Aim of the task: Entries follow. Set all of them down as they stand.

Information given:
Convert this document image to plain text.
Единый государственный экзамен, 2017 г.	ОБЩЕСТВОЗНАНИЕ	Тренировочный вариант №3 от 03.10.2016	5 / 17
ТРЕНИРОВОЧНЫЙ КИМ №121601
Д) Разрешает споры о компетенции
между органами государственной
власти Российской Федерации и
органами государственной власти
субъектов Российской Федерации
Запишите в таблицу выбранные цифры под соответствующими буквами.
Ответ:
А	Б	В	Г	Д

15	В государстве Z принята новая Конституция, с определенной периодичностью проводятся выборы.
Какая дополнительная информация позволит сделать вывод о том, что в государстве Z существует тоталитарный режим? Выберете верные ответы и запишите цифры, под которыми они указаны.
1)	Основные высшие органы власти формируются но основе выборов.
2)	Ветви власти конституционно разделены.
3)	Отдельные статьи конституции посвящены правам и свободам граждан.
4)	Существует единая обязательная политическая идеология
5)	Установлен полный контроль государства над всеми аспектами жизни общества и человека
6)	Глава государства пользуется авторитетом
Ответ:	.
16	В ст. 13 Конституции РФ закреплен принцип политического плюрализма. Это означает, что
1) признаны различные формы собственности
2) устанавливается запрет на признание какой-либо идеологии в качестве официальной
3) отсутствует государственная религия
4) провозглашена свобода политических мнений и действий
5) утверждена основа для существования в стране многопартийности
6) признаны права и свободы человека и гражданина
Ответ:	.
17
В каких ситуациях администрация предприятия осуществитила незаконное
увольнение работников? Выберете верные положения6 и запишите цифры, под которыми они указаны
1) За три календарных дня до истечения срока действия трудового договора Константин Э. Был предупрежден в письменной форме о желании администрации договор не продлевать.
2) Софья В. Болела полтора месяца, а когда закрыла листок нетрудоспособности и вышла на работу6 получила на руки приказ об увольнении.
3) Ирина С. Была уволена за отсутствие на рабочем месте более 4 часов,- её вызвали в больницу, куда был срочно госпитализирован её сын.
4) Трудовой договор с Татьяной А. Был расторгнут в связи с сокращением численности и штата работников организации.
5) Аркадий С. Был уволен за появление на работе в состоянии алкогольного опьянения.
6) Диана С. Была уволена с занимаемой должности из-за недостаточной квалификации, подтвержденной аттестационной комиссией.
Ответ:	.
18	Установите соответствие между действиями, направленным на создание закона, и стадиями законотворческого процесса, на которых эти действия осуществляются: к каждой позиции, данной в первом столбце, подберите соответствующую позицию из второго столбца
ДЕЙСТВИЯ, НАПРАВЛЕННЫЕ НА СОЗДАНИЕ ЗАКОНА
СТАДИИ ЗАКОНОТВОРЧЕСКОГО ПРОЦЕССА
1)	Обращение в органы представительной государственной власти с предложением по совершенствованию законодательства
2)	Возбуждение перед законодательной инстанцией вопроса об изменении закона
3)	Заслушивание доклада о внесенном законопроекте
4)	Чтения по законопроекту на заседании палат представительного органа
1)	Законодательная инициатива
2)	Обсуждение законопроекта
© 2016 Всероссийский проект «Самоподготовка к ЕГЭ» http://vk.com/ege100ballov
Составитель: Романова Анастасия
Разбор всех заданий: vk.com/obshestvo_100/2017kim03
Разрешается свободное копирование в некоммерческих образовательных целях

Task response:
Convert this document image to plain text.
Единый государственный экзамен, 2017 г.	ОБЩЕСТВОЗНАНИЕ	Тренировочный вариант №3 от 03.10.2016	5 / 17
ТРЕНИРОВОЧНЫЙ КИМ №121601
Д) Разрешает споры о компетенции
между органами государственной
власти Российской Федерации и
органами государственной власти
субъектов Российской Федерации
Запишите в таблицу выбранные цифры под соответствующими буквами.
Ответ:
А	Б	В	Г	Д

15	В государстве Z принята новая Конституция, с определенной периодичностью проводятся выборы.
Какая дополнительная информация позволит сделать вывод о том, что в государстве Z существует тоталитарный режим? Выберете верные ответы и запишите цифры, под которыми они указаны.
1)	Основные высшие органы власти формируются но основе выборов.
2)	Ветви власти конституционно разделены.
3)	Отдельные статьи конституции посвящены правам и свободам граждан.
4)	Существует единая обязательная политическая идеология
5)	Установлен полный контроль государства над всеми аспектами жизни общества и человека
6)	Глава государства пользуется авторитетом
Ответ:	.
16	В ст. 13 Конституции РФ закреплен принцип политического плюрализма. Это означает, что
1) признаны различные формы собственности
2) устанавливается запрет на признание какой-либо идеологии в качестве официальной
3) отсутствует государственная религия
4) провозглашена свобода политических мнений и действий
5) утверждена основа для существования в стране многопартийности
6) признаны права и свободы человека и гражданина
Ответ:	.
17
В каких ситуациях администрация предприятия осуществитила незаконное
увольнение работников? Выберете верные положения6 и запишите цифры, под которыми они указаны
1) За три календарных дня до истечения срока действия трудового договора Константин Э. Был предупрежден в письменной форме о желании администрации договор не продлевать.
2) Софья В. Болела полтора месяца, а когда закрыла листок нетрудоспособности и вышла на работу6 получила на руки приказ об увольнении.
3) Ирина С. Была уволена за отсутствие на рабочем месте более 4 часов,- её вызвали в больницу, куда был срочно госпитализирован её сын.
4) Трудовой договор с Татьяной А. Был расторгнут в связи с сокращением численности и штата работников организации.
5) Аркадий С. Был уволен за появление на работе в состоянии алкогольного опьянения.
6) Диана С. Была уволена с занимаемой должности из-за недостаточной квалификации, подтвержденной аттестационной комиссией.
Ответ:	.
18	Установите соответствие между действиями, направленным на создание закона, и стадиями законотворческого процесса, на которых эти действия осуществляются: к каждой позиции, данной в первом столбце, подберите соответствующую позицию из второго столбца
ДЕЙСТВИЯ, НАПРАВЛЕННЫЕ НА СОЗДАНИЕ ЗАКОНА
СТАДИИ ЗАКОНОТВОРЧЕСКОГО ПРОЦЕССА
1)	Обращение в органы представительной государственной власти с предложением по совершенствованию законодательства
2)	Возбуждение перед законодательной инстанцией вопроса об изменении закона
3)	Заслушивание доклада о внесенном законопроекте
4)	Чтения по законопроекту на заседании палат представительного органа
1)	Законодательная инициатива
2)	Обсуждение законопроекта
© 2016 Всероссийский проект «Самоподготовка к ЕГЭ» http://vk.com/ege100ballov
Составитель: Романова Анастасия
Разбор всех заданий: vk.com/obshestvo_100/2017kim03
Разрешается свободное копирование в некоммерческих образовательных целях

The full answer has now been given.